• [Activity]
In the WesternU mental health text, could you turn the paragraph beginning "The WesternU Club of Psychiatry Enthusiasts" into a short bulleted list of its main facts?

• [Passage to read]
──────

The WesternU team, made up of College of Osteopathic Medicine of the Pacific (COMP) students and WesternU Senior Vice President and Provost David Baron, DO, MSEd, is providing education, information, and resources to improve community mental health literacy and reduce stigma toward mental illness in Pomona and surrounding communities.

Identifying and teaching effective coping strategies is more important than ever as families deal with the added stress of the COVID-19 pandemic and fires devastating Southern California, Baron said.

“Parents and students need to hear, it’s OK to not be OK, and there are things we can do together to through this,” he said. “This program has taken a very important first step in the process of emotional health and wellness.”

The WesternU Club of Psychiatry Enthusiasts (COPE) is collaborating on this project with WesternU’s Pomona Community Health Action Team (PCHAT), which is a student-led, interdisciplinary free health organization, consisting of medical, physician assistant, and nursing students from WesternU.

──────

• [Data records]
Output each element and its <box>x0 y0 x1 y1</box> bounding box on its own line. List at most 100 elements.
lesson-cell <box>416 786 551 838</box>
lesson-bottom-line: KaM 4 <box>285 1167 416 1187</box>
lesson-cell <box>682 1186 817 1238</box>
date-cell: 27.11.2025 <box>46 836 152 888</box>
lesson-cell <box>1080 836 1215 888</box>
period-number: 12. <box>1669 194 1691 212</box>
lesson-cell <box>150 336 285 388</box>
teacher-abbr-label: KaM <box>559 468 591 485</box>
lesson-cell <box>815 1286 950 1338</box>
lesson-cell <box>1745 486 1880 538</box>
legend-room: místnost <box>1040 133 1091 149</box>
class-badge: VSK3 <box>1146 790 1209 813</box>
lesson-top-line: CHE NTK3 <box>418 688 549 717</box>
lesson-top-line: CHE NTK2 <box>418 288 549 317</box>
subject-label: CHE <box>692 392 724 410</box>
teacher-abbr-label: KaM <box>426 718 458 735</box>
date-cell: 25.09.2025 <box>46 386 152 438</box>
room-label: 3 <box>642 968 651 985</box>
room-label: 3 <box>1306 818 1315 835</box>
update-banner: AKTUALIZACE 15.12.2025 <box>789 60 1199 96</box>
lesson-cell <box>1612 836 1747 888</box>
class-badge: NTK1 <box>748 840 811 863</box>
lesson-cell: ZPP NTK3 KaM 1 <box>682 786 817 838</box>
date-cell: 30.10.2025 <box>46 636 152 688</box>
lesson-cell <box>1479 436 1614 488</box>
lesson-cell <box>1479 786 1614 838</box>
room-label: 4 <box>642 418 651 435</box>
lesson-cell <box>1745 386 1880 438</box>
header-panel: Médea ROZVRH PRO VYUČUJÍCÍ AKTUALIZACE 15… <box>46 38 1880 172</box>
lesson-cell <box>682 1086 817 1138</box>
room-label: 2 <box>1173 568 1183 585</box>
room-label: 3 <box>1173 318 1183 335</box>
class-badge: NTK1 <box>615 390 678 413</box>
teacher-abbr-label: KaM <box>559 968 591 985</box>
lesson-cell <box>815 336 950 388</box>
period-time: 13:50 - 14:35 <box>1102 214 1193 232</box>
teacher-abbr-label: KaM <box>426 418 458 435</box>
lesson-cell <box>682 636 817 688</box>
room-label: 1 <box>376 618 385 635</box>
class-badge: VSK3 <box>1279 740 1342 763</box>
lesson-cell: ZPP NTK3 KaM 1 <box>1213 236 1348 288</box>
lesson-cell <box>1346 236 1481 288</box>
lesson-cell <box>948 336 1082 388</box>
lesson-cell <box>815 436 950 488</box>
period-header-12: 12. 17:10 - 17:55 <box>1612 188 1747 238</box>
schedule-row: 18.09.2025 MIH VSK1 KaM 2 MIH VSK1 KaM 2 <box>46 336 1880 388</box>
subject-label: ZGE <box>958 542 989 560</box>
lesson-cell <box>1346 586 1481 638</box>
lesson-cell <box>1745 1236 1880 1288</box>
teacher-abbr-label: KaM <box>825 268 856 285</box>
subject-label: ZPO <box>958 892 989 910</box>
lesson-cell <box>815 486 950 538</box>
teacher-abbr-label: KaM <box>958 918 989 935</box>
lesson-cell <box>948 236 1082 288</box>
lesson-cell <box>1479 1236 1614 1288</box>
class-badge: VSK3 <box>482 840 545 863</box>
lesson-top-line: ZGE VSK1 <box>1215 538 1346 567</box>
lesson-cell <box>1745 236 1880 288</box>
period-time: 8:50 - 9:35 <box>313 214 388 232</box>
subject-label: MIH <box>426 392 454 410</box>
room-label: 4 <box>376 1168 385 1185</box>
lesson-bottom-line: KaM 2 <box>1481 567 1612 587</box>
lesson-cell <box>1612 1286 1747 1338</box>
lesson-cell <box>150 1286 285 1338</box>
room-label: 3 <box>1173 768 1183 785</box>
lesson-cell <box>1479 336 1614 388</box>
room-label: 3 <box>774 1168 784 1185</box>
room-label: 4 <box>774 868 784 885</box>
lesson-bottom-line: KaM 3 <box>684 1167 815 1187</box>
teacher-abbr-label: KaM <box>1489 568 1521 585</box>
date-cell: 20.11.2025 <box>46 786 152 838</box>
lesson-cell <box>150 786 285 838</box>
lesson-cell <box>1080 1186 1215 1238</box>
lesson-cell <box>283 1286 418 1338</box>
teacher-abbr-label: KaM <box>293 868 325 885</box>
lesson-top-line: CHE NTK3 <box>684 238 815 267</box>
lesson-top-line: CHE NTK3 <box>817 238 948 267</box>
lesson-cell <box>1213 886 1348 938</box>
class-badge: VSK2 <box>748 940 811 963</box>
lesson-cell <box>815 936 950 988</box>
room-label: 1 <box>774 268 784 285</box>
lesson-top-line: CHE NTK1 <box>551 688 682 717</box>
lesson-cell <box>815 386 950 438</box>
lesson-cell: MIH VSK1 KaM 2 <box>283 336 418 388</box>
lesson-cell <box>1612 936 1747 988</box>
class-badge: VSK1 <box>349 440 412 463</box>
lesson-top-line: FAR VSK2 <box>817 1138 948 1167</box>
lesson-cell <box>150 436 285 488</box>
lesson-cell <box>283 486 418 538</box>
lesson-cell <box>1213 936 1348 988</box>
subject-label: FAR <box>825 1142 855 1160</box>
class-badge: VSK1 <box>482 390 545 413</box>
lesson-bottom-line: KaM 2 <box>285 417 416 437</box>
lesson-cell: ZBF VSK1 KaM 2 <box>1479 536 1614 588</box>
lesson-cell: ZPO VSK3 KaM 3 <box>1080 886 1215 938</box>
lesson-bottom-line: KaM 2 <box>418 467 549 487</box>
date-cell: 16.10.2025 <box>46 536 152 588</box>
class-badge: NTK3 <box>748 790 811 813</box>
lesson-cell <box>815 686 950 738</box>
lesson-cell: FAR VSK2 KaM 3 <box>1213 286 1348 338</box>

──────

• [Solution to the problem]
- The WesternU Club of Psychiatry Enthusiasts (COPE) is collaborating on the project.
- Its partner is WesternU's Pomona Community Health Action Team (PCHAT).
- PCHAT is a student-led, interdisciplinary free health organization.
- PCHAT's members are medical, physician assistant, and nursing students from WesternU.